What the exercise asks →
From the entries below, copy every line holding the word "empresas".

(Dataset records)
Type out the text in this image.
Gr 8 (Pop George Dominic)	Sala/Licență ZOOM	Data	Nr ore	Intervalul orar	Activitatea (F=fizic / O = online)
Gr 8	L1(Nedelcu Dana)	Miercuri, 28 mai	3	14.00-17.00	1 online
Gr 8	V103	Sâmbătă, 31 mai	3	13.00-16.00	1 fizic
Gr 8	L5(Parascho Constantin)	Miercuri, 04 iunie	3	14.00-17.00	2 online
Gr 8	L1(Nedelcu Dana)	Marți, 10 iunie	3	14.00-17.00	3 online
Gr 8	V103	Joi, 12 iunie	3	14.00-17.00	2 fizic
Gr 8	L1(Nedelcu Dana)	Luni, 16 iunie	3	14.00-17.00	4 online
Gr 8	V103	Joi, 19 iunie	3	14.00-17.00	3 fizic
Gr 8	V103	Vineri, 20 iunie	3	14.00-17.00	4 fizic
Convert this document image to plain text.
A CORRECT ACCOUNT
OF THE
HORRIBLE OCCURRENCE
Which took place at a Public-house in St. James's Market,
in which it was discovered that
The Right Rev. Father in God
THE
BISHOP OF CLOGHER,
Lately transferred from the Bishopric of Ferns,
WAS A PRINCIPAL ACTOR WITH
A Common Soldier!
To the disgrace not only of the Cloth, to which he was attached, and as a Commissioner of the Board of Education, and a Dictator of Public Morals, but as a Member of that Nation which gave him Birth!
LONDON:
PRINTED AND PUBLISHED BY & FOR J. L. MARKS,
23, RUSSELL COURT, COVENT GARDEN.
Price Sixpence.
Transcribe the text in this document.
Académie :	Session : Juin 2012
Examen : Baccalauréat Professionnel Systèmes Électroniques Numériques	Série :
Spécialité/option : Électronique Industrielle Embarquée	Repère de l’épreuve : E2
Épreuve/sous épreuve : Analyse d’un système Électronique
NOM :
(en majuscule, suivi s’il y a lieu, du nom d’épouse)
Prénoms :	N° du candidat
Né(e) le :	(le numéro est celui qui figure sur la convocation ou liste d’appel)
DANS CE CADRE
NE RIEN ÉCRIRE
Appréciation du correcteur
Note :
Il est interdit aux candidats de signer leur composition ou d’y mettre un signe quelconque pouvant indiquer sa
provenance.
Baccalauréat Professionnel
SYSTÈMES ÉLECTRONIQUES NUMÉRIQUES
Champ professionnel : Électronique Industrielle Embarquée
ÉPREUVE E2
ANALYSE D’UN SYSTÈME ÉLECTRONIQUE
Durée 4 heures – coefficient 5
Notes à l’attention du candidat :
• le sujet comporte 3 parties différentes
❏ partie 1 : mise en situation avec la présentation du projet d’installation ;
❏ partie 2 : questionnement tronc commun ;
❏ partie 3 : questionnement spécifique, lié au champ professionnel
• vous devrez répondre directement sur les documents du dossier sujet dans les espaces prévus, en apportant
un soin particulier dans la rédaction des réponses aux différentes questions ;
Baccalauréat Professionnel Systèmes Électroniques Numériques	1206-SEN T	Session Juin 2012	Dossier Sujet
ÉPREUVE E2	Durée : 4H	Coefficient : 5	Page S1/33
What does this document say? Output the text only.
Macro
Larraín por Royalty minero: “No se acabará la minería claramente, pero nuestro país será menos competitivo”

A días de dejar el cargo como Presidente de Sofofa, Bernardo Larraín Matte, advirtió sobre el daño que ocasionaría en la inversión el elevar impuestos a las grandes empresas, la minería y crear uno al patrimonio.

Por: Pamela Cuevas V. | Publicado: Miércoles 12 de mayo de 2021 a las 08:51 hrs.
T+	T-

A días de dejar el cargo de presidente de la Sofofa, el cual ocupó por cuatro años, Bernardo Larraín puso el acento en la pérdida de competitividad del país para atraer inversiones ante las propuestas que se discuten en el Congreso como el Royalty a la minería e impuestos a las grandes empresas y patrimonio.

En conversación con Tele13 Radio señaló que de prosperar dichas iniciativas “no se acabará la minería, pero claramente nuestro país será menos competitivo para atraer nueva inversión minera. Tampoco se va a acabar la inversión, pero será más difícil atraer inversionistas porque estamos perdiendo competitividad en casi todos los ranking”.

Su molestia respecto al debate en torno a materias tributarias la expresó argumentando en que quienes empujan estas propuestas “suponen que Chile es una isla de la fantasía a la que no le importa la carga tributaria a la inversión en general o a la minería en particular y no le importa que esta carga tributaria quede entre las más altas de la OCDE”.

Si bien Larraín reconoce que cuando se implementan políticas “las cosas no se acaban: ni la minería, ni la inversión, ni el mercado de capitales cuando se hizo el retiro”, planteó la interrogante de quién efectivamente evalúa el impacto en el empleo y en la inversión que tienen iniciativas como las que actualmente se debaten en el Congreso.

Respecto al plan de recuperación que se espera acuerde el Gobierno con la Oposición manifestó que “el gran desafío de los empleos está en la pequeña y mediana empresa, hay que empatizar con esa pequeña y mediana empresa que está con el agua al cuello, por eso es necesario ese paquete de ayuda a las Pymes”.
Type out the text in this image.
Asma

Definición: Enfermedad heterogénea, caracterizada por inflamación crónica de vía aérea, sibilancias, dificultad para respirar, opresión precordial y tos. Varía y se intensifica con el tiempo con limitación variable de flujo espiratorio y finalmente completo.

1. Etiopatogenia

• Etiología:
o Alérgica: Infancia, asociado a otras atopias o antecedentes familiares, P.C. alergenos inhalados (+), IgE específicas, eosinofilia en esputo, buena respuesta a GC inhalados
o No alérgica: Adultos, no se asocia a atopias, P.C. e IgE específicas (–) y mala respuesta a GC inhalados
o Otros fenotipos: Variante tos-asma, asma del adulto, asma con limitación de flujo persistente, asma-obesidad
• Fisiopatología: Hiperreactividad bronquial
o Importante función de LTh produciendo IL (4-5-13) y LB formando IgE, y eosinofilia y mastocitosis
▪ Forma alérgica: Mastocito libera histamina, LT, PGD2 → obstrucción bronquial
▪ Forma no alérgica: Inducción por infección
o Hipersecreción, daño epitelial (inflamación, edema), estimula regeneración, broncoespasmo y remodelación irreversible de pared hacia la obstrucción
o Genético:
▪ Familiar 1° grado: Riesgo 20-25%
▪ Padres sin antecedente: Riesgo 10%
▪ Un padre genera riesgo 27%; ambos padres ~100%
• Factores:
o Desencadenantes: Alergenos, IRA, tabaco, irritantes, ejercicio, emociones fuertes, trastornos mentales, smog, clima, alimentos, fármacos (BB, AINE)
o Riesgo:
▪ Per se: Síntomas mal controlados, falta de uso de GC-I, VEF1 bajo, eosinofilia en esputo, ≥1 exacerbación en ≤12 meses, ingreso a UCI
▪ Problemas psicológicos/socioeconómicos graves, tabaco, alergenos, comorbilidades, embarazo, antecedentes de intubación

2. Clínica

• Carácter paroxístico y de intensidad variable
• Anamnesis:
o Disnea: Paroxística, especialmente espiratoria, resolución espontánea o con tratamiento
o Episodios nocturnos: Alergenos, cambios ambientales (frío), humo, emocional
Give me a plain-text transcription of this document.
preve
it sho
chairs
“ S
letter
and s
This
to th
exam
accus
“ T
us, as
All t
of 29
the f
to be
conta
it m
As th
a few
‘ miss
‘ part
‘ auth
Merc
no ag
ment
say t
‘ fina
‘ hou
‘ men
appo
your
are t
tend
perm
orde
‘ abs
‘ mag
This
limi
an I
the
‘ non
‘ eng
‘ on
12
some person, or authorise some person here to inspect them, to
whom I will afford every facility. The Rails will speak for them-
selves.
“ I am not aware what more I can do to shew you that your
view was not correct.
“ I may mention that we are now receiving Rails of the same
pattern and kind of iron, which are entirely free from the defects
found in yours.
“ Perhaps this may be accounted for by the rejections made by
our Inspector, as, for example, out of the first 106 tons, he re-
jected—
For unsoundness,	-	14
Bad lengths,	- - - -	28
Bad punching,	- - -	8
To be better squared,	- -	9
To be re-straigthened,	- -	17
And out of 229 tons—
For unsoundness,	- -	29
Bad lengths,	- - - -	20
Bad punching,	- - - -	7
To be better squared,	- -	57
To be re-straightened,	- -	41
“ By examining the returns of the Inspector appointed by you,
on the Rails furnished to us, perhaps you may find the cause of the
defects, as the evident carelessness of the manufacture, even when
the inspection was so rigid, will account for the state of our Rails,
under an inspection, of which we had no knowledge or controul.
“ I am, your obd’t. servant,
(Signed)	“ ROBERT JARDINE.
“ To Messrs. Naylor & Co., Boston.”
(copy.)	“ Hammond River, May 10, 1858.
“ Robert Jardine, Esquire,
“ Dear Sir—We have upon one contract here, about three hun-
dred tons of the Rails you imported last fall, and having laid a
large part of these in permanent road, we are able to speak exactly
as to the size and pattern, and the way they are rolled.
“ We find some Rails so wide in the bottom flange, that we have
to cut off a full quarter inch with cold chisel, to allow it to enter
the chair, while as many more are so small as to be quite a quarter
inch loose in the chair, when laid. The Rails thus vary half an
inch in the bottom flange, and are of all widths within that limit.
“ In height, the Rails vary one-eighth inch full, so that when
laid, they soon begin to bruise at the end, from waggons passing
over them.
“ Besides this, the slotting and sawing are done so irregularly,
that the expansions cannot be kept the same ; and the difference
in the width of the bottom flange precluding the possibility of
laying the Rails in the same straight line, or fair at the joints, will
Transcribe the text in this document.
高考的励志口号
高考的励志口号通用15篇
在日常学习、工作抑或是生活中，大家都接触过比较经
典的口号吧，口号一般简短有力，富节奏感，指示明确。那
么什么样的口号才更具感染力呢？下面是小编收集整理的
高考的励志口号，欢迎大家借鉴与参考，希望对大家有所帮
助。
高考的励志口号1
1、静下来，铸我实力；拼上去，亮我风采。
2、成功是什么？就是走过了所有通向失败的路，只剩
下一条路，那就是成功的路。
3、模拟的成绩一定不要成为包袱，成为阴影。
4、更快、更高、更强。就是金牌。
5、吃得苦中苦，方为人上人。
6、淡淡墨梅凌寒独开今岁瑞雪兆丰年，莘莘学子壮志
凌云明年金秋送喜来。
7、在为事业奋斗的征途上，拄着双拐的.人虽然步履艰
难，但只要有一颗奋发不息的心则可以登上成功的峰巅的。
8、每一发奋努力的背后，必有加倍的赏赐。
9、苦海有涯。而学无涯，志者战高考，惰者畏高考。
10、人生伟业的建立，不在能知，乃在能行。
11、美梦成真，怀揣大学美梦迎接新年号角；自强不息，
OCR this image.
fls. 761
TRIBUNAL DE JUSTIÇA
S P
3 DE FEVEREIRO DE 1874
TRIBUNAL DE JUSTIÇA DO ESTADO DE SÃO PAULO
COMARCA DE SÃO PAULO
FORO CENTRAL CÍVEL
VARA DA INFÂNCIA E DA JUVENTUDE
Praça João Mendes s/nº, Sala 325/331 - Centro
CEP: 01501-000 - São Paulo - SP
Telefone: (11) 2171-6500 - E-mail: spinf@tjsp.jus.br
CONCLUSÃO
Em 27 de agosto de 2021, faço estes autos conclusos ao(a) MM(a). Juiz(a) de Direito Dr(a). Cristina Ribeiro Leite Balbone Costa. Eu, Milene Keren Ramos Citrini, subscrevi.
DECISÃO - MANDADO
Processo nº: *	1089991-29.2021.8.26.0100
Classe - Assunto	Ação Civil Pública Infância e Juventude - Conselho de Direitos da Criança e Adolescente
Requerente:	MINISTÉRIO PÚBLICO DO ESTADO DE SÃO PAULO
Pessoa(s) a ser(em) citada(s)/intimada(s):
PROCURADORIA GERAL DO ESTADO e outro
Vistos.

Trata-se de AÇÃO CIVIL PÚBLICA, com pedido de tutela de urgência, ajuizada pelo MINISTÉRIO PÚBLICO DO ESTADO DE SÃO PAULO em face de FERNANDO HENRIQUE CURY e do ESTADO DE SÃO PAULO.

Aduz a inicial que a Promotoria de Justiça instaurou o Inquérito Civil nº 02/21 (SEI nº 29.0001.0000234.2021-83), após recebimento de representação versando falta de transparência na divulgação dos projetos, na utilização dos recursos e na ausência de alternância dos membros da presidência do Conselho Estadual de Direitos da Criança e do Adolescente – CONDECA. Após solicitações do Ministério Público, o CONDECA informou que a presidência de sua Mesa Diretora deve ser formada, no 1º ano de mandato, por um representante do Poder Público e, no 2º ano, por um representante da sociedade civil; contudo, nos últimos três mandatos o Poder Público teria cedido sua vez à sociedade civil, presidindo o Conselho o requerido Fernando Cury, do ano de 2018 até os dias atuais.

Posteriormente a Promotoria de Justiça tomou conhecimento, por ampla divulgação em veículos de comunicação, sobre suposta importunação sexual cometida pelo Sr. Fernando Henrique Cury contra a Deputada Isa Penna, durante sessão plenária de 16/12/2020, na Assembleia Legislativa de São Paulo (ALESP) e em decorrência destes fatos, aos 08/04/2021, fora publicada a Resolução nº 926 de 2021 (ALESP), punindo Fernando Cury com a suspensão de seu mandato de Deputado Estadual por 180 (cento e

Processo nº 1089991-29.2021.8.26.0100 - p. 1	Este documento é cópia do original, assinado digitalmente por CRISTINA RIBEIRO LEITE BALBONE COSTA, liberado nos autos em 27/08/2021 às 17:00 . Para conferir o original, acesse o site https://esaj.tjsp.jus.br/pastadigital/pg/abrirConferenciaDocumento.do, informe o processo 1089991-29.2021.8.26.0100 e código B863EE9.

Answer to the task →
A días de dejar el cargo como Presidente de Sofofa, Bernardo Larraín Matte, advirtió sobre el daño que ocasionaría en la inversión el elevar impuestos a las grandes empresas, la minería y crear uno al patrimonio.
A días de dejar el cargo de presidente de la Sofofa, el cual ocupó por cuatro años, Bernardo Larraín puso el acento en la pérdida de competitividad del país para atraer inversiones ante las propuestas que se discuten en el Congreso como el Royalty a la minería e impuestos a las grandes empresas y patrimonio.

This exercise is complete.